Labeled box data
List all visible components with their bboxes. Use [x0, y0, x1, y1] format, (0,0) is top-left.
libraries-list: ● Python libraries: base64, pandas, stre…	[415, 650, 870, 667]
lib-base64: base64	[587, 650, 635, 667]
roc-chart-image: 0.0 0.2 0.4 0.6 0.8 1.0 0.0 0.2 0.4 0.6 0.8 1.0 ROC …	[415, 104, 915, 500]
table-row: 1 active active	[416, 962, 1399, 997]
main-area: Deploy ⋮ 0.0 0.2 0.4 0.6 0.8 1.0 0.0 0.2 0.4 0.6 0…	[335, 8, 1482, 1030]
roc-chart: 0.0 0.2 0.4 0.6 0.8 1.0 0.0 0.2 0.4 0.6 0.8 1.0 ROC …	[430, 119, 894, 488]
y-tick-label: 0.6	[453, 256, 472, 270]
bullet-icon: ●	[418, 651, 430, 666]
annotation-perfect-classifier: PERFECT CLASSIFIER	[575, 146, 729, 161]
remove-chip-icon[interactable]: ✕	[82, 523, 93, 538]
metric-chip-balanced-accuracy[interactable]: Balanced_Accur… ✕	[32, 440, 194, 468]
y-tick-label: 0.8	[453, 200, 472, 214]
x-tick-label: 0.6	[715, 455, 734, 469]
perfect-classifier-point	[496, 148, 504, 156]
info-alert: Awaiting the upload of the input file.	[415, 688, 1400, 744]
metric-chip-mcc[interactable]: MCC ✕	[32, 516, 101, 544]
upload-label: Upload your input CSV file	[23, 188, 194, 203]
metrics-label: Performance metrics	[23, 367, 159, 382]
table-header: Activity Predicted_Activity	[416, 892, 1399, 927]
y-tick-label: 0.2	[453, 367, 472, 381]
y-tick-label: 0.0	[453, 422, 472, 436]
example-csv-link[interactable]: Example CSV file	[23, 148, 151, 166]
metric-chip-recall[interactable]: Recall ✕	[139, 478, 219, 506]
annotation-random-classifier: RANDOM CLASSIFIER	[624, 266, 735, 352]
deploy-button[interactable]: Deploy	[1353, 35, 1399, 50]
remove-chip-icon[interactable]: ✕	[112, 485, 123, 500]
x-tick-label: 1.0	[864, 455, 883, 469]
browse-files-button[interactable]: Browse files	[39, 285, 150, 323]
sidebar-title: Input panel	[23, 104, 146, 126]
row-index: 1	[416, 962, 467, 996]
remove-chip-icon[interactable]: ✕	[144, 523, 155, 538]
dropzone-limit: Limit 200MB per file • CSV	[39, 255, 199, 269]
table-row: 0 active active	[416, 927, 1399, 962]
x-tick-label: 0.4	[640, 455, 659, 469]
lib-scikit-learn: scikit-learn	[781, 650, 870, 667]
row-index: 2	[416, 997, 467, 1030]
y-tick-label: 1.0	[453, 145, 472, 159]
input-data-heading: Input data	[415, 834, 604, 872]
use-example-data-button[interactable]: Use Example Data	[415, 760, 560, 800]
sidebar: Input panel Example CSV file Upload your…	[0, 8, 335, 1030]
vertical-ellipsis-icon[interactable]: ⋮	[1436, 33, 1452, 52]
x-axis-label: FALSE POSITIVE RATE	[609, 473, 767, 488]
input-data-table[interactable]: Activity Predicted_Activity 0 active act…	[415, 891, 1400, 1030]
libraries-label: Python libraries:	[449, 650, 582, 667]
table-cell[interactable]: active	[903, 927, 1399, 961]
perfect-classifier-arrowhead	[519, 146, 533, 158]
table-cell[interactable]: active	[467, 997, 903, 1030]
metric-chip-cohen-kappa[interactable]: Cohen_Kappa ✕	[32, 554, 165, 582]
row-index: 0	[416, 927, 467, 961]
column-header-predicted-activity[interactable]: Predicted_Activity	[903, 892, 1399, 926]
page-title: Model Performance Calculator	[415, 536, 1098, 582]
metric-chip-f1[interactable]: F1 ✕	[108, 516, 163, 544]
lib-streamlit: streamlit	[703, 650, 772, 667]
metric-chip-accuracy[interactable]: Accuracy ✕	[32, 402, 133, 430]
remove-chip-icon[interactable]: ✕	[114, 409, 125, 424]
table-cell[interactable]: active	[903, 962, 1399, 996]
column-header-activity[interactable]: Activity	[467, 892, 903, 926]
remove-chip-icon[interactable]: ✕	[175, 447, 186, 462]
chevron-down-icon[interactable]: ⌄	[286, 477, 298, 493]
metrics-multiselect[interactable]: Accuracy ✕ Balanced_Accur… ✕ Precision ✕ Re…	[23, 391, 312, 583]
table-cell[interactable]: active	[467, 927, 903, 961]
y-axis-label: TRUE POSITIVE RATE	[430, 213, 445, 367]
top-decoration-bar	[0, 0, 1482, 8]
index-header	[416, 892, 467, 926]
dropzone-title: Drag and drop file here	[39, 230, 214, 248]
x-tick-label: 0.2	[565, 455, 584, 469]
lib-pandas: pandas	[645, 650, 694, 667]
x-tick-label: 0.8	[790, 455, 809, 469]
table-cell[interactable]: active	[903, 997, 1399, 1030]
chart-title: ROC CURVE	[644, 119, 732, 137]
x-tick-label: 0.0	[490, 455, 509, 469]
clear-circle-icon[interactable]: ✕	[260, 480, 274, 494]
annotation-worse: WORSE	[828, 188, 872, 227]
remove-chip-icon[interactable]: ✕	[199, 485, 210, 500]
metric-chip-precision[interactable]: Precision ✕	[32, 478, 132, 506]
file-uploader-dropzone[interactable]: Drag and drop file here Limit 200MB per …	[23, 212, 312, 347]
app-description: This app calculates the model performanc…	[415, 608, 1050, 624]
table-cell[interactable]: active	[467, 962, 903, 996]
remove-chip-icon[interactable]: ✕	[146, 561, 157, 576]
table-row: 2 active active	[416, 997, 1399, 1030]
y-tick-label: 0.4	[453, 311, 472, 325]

__WHAT YOU ARE ASKED TO DO__. Reproduce verbatim the lines of the data above, beginning with its very first line and continuing through the line that contains "example-csv-link[interactable]: Example CSV", with both of those lines included.

__REPLY TO THE EXERCISE__.
List all visible components with their bboxes. Use [x0, y0, x1, y1] format, (0,0) is top-left.
libraries-list: ● Python libraries: base64, pandas, stre…	[415, 650, 870, 667]
lib-base64: base64	[587, 650, 635, 667]
roc-chart-image: 0.0 0.2 0.4 0.6 0.8 1.0 0.0 0.2 0.4 0.6 0.8 1.0 ROC …	[415, 104, 915, 500]
table-row: 1 active active	[416, 962, 1399, 997]
main-area: Deploy ⋮ 0.0 0.2 0.4 0.6 0.8 1.0 0.0 0.2 0.4 0.6 0…	[335, 8, 1482, 1030]
roc-chart: 0.0 0.2 0.4 0.6 0.8 1.0 0.0 0.2 0.4 0.6 0.8 1.0 ROC …	[430, 119, 894, 488]
y-tick-label: 0.6	[453, 256, 472, 270]
bullet-icon: ●	[418, 651, 430, 666]
annotation-perfect-classifier: PERFECT CLASSIFIER	[575, 146, 729, 161]
remove-chip-icon[interactable]: ✕	[82, 523, 93, 538]
metric-chip-balanced-accuracy[interactable]: Balanced_Accur… ✕	[32, 440, 194, 468]
y-tick-label: 0.8	[453, 200, 472, 214]
x-tick-label: 0.6	[715, 455, 734, 469]
perfect-classifier-point	[496, 148, 504, 156]
info-alert: Awaiting the upload of the input file.	[415, 688, 1400, 744]
metric-chip-mcc[interactable]: MCC ✕	[32, 516, 101, 544]
upload-label: Upload your input CSV file	[23, 188, 194, 203]
metrics-label: Performance metrics	[23, 367, 159, 382]
table-header: Activity Predicted_Activity	[416, 892, 1399, 927]
y-tick-label: 0.2	[453, 367, 472, 381]
y-tick-label: 0.0	[453, 422, 472, 436]
example-csv-link[interactable]: Example CSV file	[23, 148, 151, 166]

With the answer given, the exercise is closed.